START

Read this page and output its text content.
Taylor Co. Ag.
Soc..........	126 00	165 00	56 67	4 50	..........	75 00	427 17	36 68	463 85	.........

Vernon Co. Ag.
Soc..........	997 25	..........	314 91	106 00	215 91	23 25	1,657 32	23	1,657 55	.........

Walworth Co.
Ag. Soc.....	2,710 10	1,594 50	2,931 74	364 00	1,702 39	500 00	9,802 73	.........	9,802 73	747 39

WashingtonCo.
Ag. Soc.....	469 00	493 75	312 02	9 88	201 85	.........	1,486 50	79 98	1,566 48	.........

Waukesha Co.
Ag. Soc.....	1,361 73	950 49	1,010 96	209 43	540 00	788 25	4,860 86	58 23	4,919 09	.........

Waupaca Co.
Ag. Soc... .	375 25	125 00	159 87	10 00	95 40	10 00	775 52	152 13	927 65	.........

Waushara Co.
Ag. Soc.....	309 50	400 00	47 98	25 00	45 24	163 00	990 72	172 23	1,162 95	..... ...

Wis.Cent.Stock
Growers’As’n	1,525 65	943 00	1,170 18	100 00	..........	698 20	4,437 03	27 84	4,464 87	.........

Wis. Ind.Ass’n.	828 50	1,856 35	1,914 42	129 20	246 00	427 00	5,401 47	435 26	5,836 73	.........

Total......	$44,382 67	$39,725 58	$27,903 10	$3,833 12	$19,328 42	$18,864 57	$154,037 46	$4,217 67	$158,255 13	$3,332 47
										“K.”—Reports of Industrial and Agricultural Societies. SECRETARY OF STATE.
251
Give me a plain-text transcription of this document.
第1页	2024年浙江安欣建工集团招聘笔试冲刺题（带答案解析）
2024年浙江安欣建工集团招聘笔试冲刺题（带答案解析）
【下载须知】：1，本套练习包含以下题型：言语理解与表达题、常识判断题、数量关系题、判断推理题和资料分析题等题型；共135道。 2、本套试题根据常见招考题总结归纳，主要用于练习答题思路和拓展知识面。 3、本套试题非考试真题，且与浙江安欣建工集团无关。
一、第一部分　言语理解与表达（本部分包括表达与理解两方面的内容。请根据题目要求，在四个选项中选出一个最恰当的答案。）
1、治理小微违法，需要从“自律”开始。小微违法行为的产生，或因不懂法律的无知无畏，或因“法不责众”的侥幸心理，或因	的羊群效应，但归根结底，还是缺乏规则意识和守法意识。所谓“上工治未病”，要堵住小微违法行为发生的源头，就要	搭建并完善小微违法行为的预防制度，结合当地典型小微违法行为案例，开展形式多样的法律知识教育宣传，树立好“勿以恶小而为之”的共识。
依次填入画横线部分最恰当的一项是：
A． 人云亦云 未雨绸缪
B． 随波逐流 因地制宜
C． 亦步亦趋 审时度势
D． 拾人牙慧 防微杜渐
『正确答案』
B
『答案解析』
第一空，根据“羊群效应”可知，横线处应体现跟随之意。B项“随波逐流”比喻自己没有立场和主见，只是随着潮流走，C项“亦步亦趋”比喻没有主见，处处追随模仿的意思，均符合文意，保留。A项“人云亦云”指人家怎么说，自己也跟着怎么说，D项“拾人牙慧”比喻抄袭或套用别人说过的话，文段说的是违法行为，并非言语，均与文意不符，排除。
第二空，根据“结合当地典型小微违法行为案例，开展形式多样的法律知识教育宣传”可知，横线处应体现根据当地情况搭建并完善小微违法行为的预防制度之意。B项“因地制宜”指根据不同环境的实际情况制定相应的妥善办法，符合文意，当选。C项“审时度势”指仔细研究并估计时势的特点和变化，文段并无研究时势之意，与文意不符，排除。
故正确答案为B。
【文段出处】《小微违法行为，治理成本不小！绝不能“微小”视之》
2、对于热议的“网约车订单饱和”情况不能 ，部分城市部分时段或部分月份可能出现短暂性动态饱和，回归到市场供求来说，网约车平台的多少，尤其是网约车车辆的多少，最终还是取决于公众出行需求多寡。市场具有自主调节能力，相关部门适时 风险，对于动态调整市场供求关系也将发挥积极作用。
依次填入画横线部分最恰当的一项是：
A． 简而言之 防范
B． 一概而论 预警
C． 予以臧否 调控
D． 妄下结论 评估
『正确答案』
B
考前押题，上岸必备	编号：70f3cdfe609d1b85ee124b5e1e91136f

END

### WHAT IS EXPECTED
Write out all records exactly, keeping every detail.

### WORKED ANSWER
Read this page and output its text content.
Taylor Co. Ag.
Soc..........	126 00	165 00	56 67	4 50	..........	75 00	427 17	36 68	463 85	.........

Vernon Co. Ag.
Soc..........	997 25	..........	314 91	106 00	215 91	23 25	1,657 32	23	1,657 55	.........

Walworth Co.
Ag. Soc.....	2,710 10	1,594 50	2,931 74	364 00	1,702 39	500 00	9,802 73	.........	9,802 73	747 39

WashingtonCo.
Ag. Soc.....	469 00	493 75	312 02	9 88	201 85	.........	1,486 50	79 98	1,566 48	.........

Waukesha Co.
Ag. Soc.....	1,361 73	950 49	1,010 96	209 43	540 00	788 25	4,860 86	58 23	4,919 09	.........

Waupaca Co.
Ag. Soc... .	375 25	125 00	159 87	10 00	95 40	10 00	775 52	152 13	927 65	.........

Waushara Co.
Ag. Soc.....	309 50	400 00	47 98	25 00	45 24	163 00	990 72	172 23	1,162 95	..... ...

Wis.Cent.Stock
Growers’As’n	1,525 65	943 00	1,170 18	100 00	..........	698 20	4,437 03	27 84	4,464 87	.........

Wis. Ind.Ass’n.	828 50	1,856 35	1,914 42	129 20	246 00	427 00	5,401 47	435 26	5,836 73	.........

Total......	$44,382 67	$39,725 58	$27,903 10	$3,833 12	$19,328 42	$18,864 57	$154,037 46	$4,217 67	$158,255 13	$3,332 47
										“K.”—Reports of Industrial and Agricultural Societies. SECRETARY OF STATE.
251
Give me a plain-text transcription of this document.
第1页	2024年浙江安欣建工集团招聘笔试冲刺题（带答案解析）
2024年浙江安欣建工集团招聘笔试冲刺题（带答案解析）
【下载须知】：1，本套练习包含以下题型：言语理解与表达题、常识判断题、数量关系题、判断推理题和资料分析题等题型；共135道。 2、本套试题根据常见招考题总结归纳，主要用于练习答题思路和拓展知识面。 3、本套试题非考试真题，且与浙江安欣建工集团无关。
一、第一部分　言语理解与表达（本部分包括表达与理解两方面的内容。请根据题目要求，在四个选项中选出一个最恰当的答案。）
1、治理小微违法，需要从“自律”开始。小微违法行为的产生，或因不懂法律的无知无畏，或因“法不责众”的侥幸心理，或因	的羊群效应，但归根结底，还是缺乏规则意识和守法意识。所谓“上工治未病”，要堵住小微违法行为发生的源头，就要	搭建并完善小微违法行为的预防制度，结合当地典型小微违法行为案例，开展形式多样的法律知识教育宣传，树立好“勿以恶小而为之”的共识。
依次填入画横线部分最恰当的一项是：
A． 人云亦云 未雨绸缪
B． 随波逐流 因地制宜
C． 亦步亦趋 审时度势
D． 拾人牙慧 防微杜渐
『正确答案』
B
『答案解析』
第一空，根据“羊群效应”可知，横线处应体现跟随之意。B项“随波逐流”比喻自己没有立场和主见，只是随着潮流走，C项“亦步亦趋”比喻没有主见，处处追随模仿的意思，均符合文意，保留。A项“人云亦云”指人家怎么说，自己也跟着怎么说，D项“拾人牙慧”比喻抄袭或套用别人说过的话，文段说的是违法行为，并非言语，均与文意不符，排除。
第二空，根据“结合当地典型小微违法行为案例，开展形式多样的法律知识教育宣传”可知，横线处应体现根据当地情况搭建并完善小微违法行为的预防制度之意。B项“因地制宜”指根据不同环境的实际情况制定相应的妥善办法，符合文意，当选。C项“审时度势”指仔细研究并估计时势的特点和变化，文段并无研究时势之意，与文意不符，排除。
故正确答案为B。
【文段出处】《小微违法行为，治理成本不小！绝不能“微小”视之》
2、对于热议的“网约车订单饱和”情况不能 ，部分城市部分时段或部分月份可能出现短暂性动态饱和，回归到市场供求来说，网约车平台的多少，尤其是网约车车辆的多少，最终还是取决于公众出行需求多寡。市场具有自主调节能力，相关部门适时 风险，对于动态调整市场供求关系也将发挥积极作用。
依次填入画横线部分最恰当的一项是：
A． 简而言之 防范
B． 一概而论 预警
C． 予以臧否 调控
D． 妄下结论 评估
『正确答案』
B
考前押题，上岸必备	编号：70f3cdfe609d1b85ee124b5e1e91136f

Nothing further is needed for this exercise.